■ Exercise task
Pick out every line with the word "equation" and copy it.

■ Records supplied
- - -

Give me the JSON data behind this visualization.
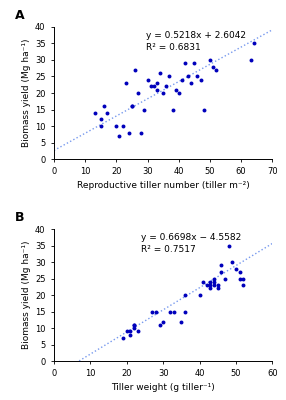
{
  "panel_A": {
    "label": "A",
    "scatter_x": [
      13,
      15,
      15,
      16,
      17,
      20,
      21,
      22,
      23,
      24,
      25,
      25,
      26,
      27,
      28,
      29,
      30,
      31,
      32,
      33,
      33,
      34,
      35,
      36,
      37,
      38,
      39,
      40,
      41,
      42,
      43,
      44,
      45,
      46,
      47,
      48,
      50,
      51,
      52,
      63,
      64
    ],
    "scatter_y": [
      14,
      12,
      10,
      16,
      14,
      10,
      7,
      10,
      23,
      8,
      16,
      16,
      27,
      20,
      8,
      15,
      24,
      22,
      22,
      23,
      21,
      26,
      20,
      22,
      25,
      15,
      21,
      20,
      24,
      29,
      25,
      23,
      29,
      25,
      24,
      15,
      30,
      28,
      27,
      30,
      35
    ],
    "slope": 0.5218,
    "intercept": 2.6042,
    "equation": "y = 0.5218x + 2.6042",
    "r2_text": "R² = 0.6831",
    "xlabel": "Reproductive tiller number (tiller m⁻²)",
    "ylabel": "Biomass yield (Mg ha⁻¹)",
    "xlim": [
      0,
      70
    ],
    "ylim": [
      0,
      40
    ],
    "xticks": [
      0,
      10,
      20,
      30,
      40,
      50,
      60,
      70
    ],
    "yticks": [
      0,
      5,
      10,
      15,
      20,
      25,
      30,
      35,
      40
    ],
    "eq_x": 0.42,
    "eq_y": 0.97
  },
  "panel_B": {
    "label": "B",
    "scatter_x": [
      19,
      20,
      21,
      21,
      22,
      22,
      22,
      23,
      27,
      28,
      29,
      30,
      32,
      33,
      35,
      36,
      36,
      40,
      41,
      42,
      43,
      43,
      43,
      44,
      44,
      44,
      45,
      45,
      46,
      46,
      47,
      48,
      49,
      50,
      51,
      51,
      52,
      52
    ],
    "scatter_y": [
      7,
      9,
      8,
      9,
      11,
      11,
      10,
      9,
      15,
      15,
      11,
      12,
      15,
      15,
      12,
      15,
      20,
      20,
      24,
      23,
      22,
      23,
      24,
      23,
      24,
      25,
      22,
      23,
      27,
      29,
      25,
      35,
      30,
      28,
      27,
      25,
      23,
      25
    ],
    "slope": 0.6698,
    "intercept": -4.5582,
    "equation": "y = 0.6698x − 4.5582",
    "r2_text": "R² = 0.7517",
    "xlabel": "Tiller weight (g tiller⁻¹)",
    "ylabel": "Biomass yield (Mg ha⁻¹)",
    "xlim": [
      0,
      60
    ],
    "ylim": [
      0,
      40
    ],
    "xticks": [
      0,
      10,
      20,
      30,
      40,
      50,
      60
    ],
    "yticks": [
      0,
      5,
      10,
      15,
      20,
      25,
      30,
      35,
      40
    ],
    "eq_x": 0.4,
    "eq_y": 0.97
  },
  "dot_color": "#0000BB",
  "line_color": "#7799EE",
  "dot_size": 8,
  "background_color": "#ffffff"
}
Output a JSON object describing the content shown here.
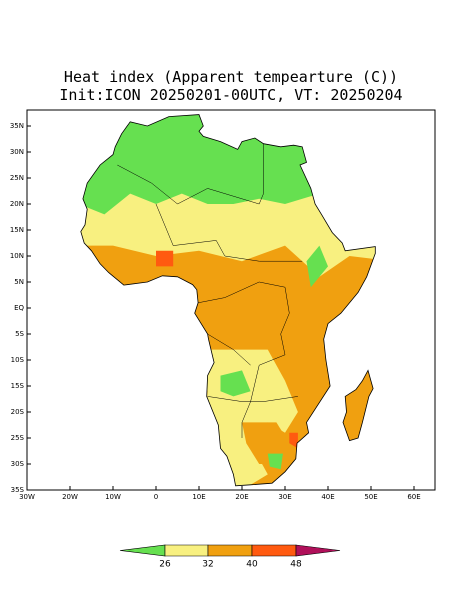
{
  "title": [
    "Heat index (Apparent tempearture (C))",
    "Init:ICON 20250201-00UTC, VT: 20250204"
  ],
  "lat_labels": [
    "35S",
    "30S",
    "25S",
    "20S",
    "15S",
    "10S",
    "5S",
    "EQ",
    "5N",
    "10N",
    "15N",
    "20N",
    "25N",
    "30N",
    "35N"
  ],
  "lon_labels": [
    "30W",
    "20W",
    "10W",
    "0",
    "10E",
    "20E",
    "30E",
    "40E",
    "50E",
    "60E"
  ],
  "colorbar": {
    "colors": [
      "#66e050",
      "#f8f080",
      "#f0a010",
      "#ff5a10",
      "#b0105a"
    ],
    "labels": [
      26,
      32,
      40,
      48
    ]
  }
}
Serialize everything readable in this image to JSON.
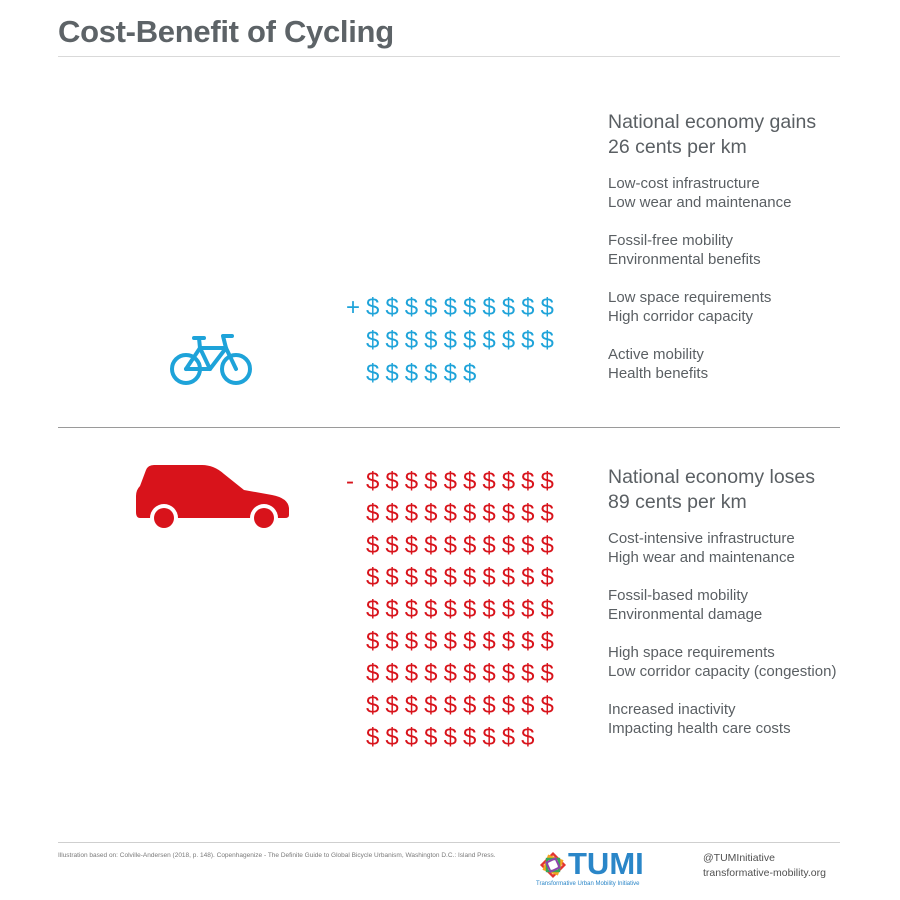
{
  "title": "Cost-Benefit of Cycling",
  "bike": {
    "sign": "+",
    "dollar_rows": [
      10,
      10,
      6
    ],
    "color": "#1ea3d9",
    "headline": [
      "National economy gains",
      "26 cents per km"
    ],
    "items": [
      [
        "Low-cost infrastructure",
        "Low wear and maintenance"
      ],
      [
        "Fossil-free mobility",
        "Environmental benefits"
      ],
      [
        "Low space requirements",
        "High corridor capacity"
      ],
      [
        "Active mobility",
        "Health benefits"
      ]
    ]
  },
  "car": {
    "sign": "-",
    "dollar_rows": [
      10,
      10,
      10,
      10,
      10,
      10,
      10,
      10,
      9
    ],
    "color": "#d8131b",
    "headline": [
      "National economy loses",
      "89 cents per km"
    ],
    "items": [
      [
        "Cost-intensive infrastructure",
        "High wear and maintenance"
      ],
      [
        "Fossil-based mobility",
        "Environmental damage"
      ],
      [
        "High space requirements",
        "Low corridor capacity (congestion)"
      ],
      [
        "Increased inactivity",
        "Impacting health care costs"
      ]
    ]
  },
  "footer": {
    "source": "Illustration based on: Colville-Andersen (2018, p. 148). Copenhagenize - The Definite Guide to Global Bicycle Urbanism, Washington D.C.: Island Press.",
    "logo_word": "TUMI",
    "logo_sub": "Transformative Urban Mobility Initiative",
    "handle": "@TUMInitiative",
    "website": "transformative-mobility.org"
  }
}
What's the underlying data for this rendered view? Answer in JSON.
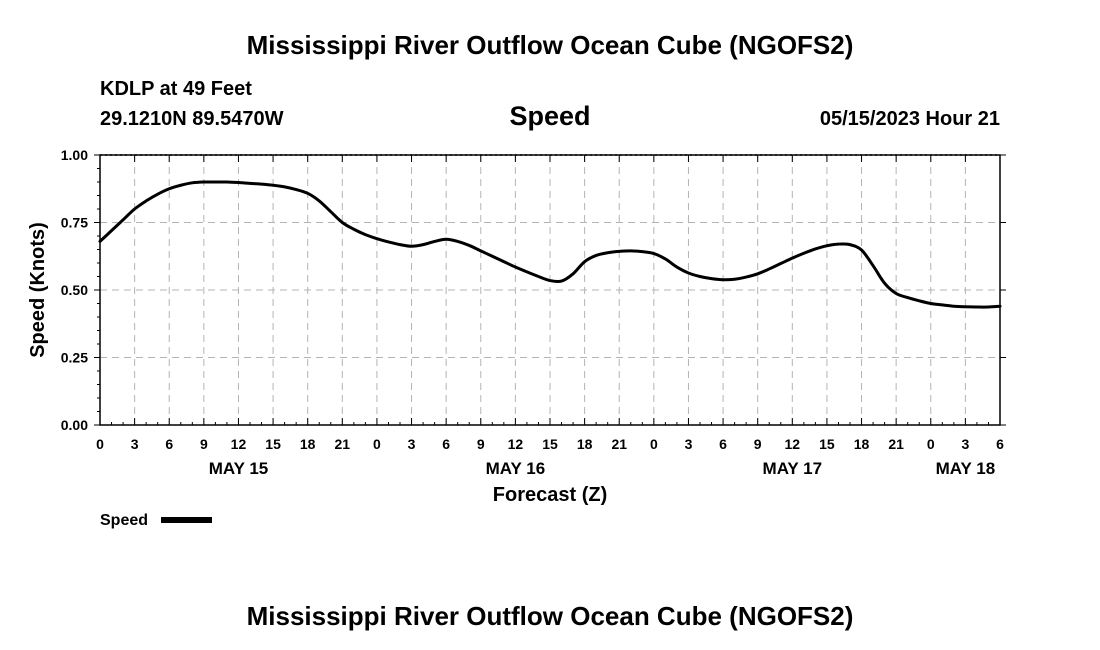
{
  "page": {
    "title": "Mississippi River Outflow Ocean Cube (NGOFS2)",
    "footer_title": "Mississippi River Outflow Ocean Cube (NGOFS2)",
    "station": "KDLP at 49 Feet",
    "coords": "29.1210N  89.5470W",
    "subtitle": "Speed",
    "datetime": "05/15/2023 Hour 21"
  },
  "chart_data": {
    "type": "line",
    "title": "Speed",
    "xlabel": "Forecast (Z)",
    "ylabel": "Speed (Knots)",
    "x_unit": "hours since 2023-05-15 00Z",
    "xlim": [
      0,
      78
    ],
    "ylim": [
      0,
      1
    ],
    "grid": true,
    "legend_position": "bottom-left",
    "y_ticks": [
      {
        "value": 0,
        "label": "0.00"
      },
      {
        "value": 0.25,
        "label": "0.25"
      },
      {
        "value": 0.5,
        "label": "0.50"
      },
      {
        "value": 0.75,
        "label": "0.75"
      },
      {
        "value": 1.0,
        "label": "1.00"
      }
    ],
    "x_ticks": [
      {
        "value": 0,
        "label": "0"
      },
      {
        "value": 3,
        "label": "3"
      },
      {
        "value": 6,
        "label": "6"
      },
      {
        "value": 9,
        "label": "9"
      },
      {
        "value": 12,
        "label": "12"
      },
      {
        "value": 15,
        "label": "15"
      },
      {
        "value": 18,
        "label": "18"
      },
      {
        "value": 21,
        "label": "21"
      },
      {
        "value": 24,
        "label": "0"
      },
      {
        "value": 27,
        "label": "3"
      },
      {
        "value": 30,
        "label": "6"
      },
      {
        "value": 33,
        "label": "9"
      },
      {
        "value": 36,
        "label": "12"
      },
      {
        "value": 39,
        "label": "15"
      },
      {
        "value": 42,
        "label": "18"
      },
      {
        "value": 45,
        "label": "21"
      },
      {
        "value": 48,
        "label": "0"
      },
      {
        "value": 51,
        "label": "3"
      },
      {
        "value": 54,
        "label": "6"
      },
      {
        "value": 57,
        "label": "9"
      },
      {
        "value": 60,
        "label": "12"
      },
      {
        "value": 63,
        "label": "15"
      },
      {
        "value": 66,
        "label": "18"
      },
      {
        "value": 69,
        "label": "21"
      },
      {
        "value": 72,
        "label": "0"
      },
      {
        "value": 75,
        "label": "3"
      },
      {
        "value": 78,
        "label": "6"
      }
    ],
    "day_labels": [
      {
        "value": 12,
        "label": "MAY 15"
      },
      {
        "value": 36,
        "label": "MAY 16"
      },
      {
        "value": 60,
        "label": "MAY 17"
      },
      {
        "value": 75,
        "label": "MAY 18"
      }
    ],
    "series": [
      {
        "name": "Speed",
        "color": "#000000",
        "x": [
          0,
          1,
          2,
          3,
          4,
          5,
          6,
          7,
          8,
          9,
          10,
          11,
          12,
          13,
          14,
          15,
          16,
          17,
          18,
          19,
          20,
          21,
          22,
          23,
          24,
          25,
          26,
          27,
          28,
          29,
          30,
          31,
          32,
          33,
          34,
          35,
          36,
          37,
          38,
          39,
          40,
          41,
          42,
          43,
          44,
          45,
          46,
          47,
          48,
          49,
          50,
          51,
          52,
          53,
          54,
          55,
          56,
          57,
          58,
          59,
          60,
          61,
          62,
          63,
          64,
          65,
          66,
          67,
          68,
          69,
          70,
          71,
          72,
          73,
          74,
          75,
          76,
          77,
          78
        ],
        "values": [
          0.68,
          0.72,
          0.76,
          0.8,
          0.83,
          0.855,
          0.875,
          0.888,
          0.897,
          0.9,
          0.9,
          0.9,
          0.898,
          0.895,
          0.892,
          0.888,
          0.882,
          0.872,
          0.858,
          0.83,
          0.79,
          0.75,
          0.725,
          0.705,
          0.69,
          0.678,
          0.668,
          0.662,
          0.668,
          0.68,
          0.688,
          0.68,
          0.665,
          0.645,
          0.625,
          0.605,
          0.585,
          0.567,
          0.55,
          0.535,
          0.533,
          0.56,
          0.605,
          0.628,
          0.638,
          0.643,
          0.645,
          0.642,
          0.635,
          0.615,
          0.585,
          0.563,
          0.55,
          0.542,
          0.538,
          0.54,
          0.548,
          0.56,
          0.578,
          0.598,
          0.618,
          0.636,
          0.652,
          0.664,
          0.67,
          0.668,
          0.648,
          0.59,
          0.525,
          0.487,
          0.472,
          0.46,
          0.45,
          0.445,
          0.44,
          0.438,
          0.437,
          0.437,
          0.44
        ]
      }
    ],
    "legend": [
      {
        "label": "Speed",
        "color": "#000000"
      }
    ]
  }
}
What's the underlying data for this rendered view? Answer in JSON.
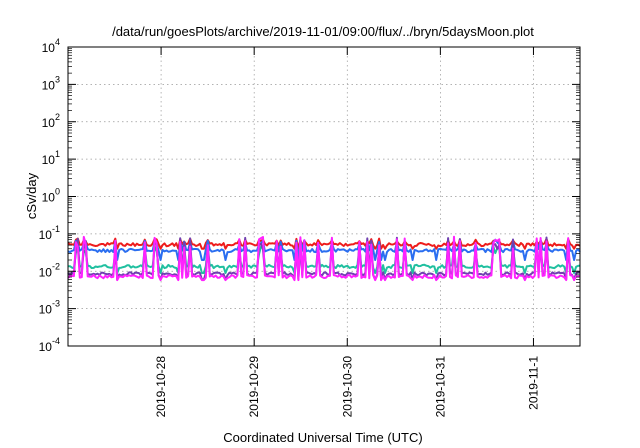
{
  "chart_data": {
    "type": "line",
    "title": "/data/run/goesPlots/archive/2019-11-01/09:00/flux/../bryn/5daysMoon.plot",
    "xlabel": "Coordinated Universal Time (UTC)",
    "ylabel": "cSv/day",
    "yscale": "log",
    "ylim": [
      0.0001,
      10000
    ],
    "xlim": [
      "2019-10-27T00:00",
      "2019-11-01T12:00"
    ],
    "grid": true,
    "x_ticks": [
      "2019-10-28",
      "2019-10-29",
      "2019-10-30",
      "2019-10-31",
      "2019-11-1"
    ],
    "y_ticks": [
      {
        "base": "10",
        "exp": "-4"
      },
      {
        "base": "10",
        "exp": "-3"
      },
      {
        "base": "10",
        "exp": "-2"
      },
      {
        "base": "10",
        "exp": "-1"
      },
      {
        "base": "10",
        "exp": "0"
      },
      {
        "base": "10",
        "exp": "1"
      },
      {
        "base": "10",
        "exp": "2"
      },
      {
        "base": "10",
        "exp": "3"
      },
      {
        "base": "10",
        "exp": "4"
      }
    ],
    "series": [
      {
        "color": "#ee1c1c",
        "baseline": 0.052,
        "spike": 0.075,
        "dip": 0.04
      },
      {
        "color": "#2a6ef0",
        "baseline": 0.036,
        "spike": 0.07,
        "dip": 0.02
      },
      {
        "color": "#20c0a0",
        "baseline": 0.0135,
        "spike": 0.05,
        "dip": 0.009
      },
      {
        "color": "#7040b0",
        "baseline": 0.0085,
        "spike": 0.08,
        "dip": 0.006
      },
      {
        "color": "#ff22ff",
        "baseline": 0.0072,
        "spike": 0.085,
        "dip": 0.0058
      }
    ]
  }
}
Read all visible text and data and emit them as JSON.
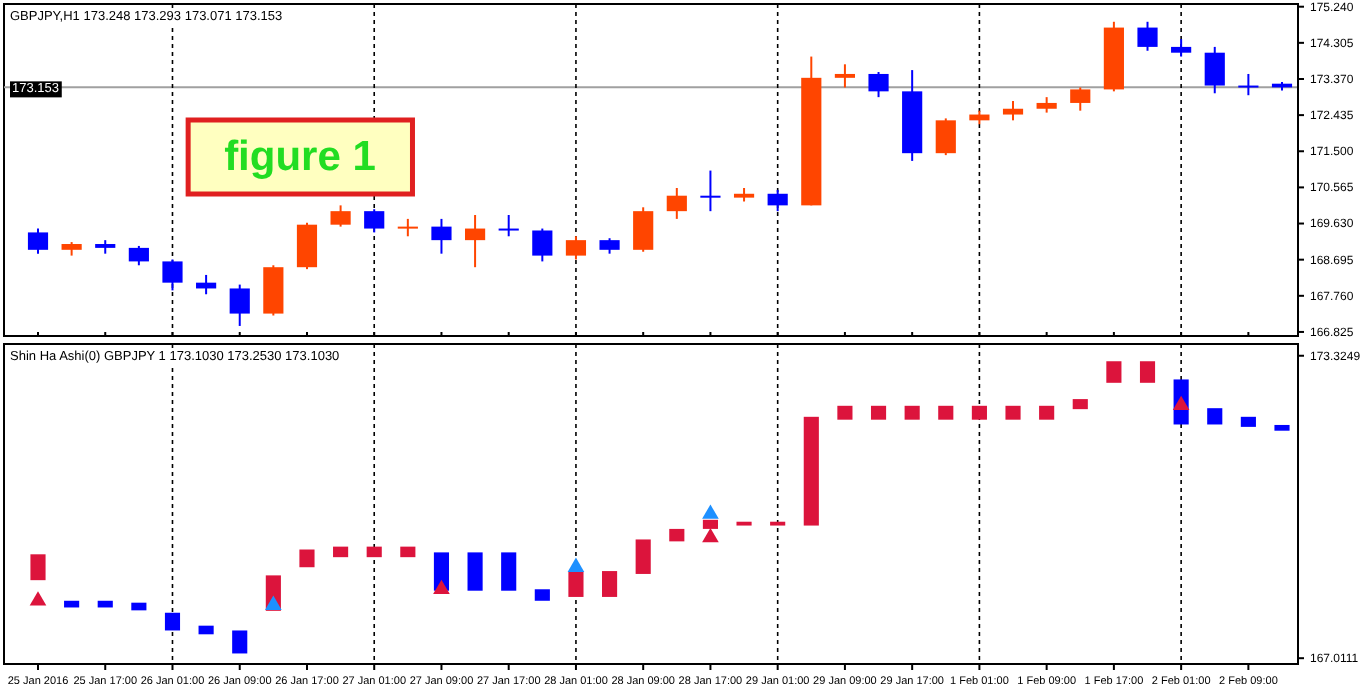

- - -

■ Exercise answer
    "equation": "y = 0.5218x + 2.6042",
    "equation": "y = 0.6698x − 4.5582",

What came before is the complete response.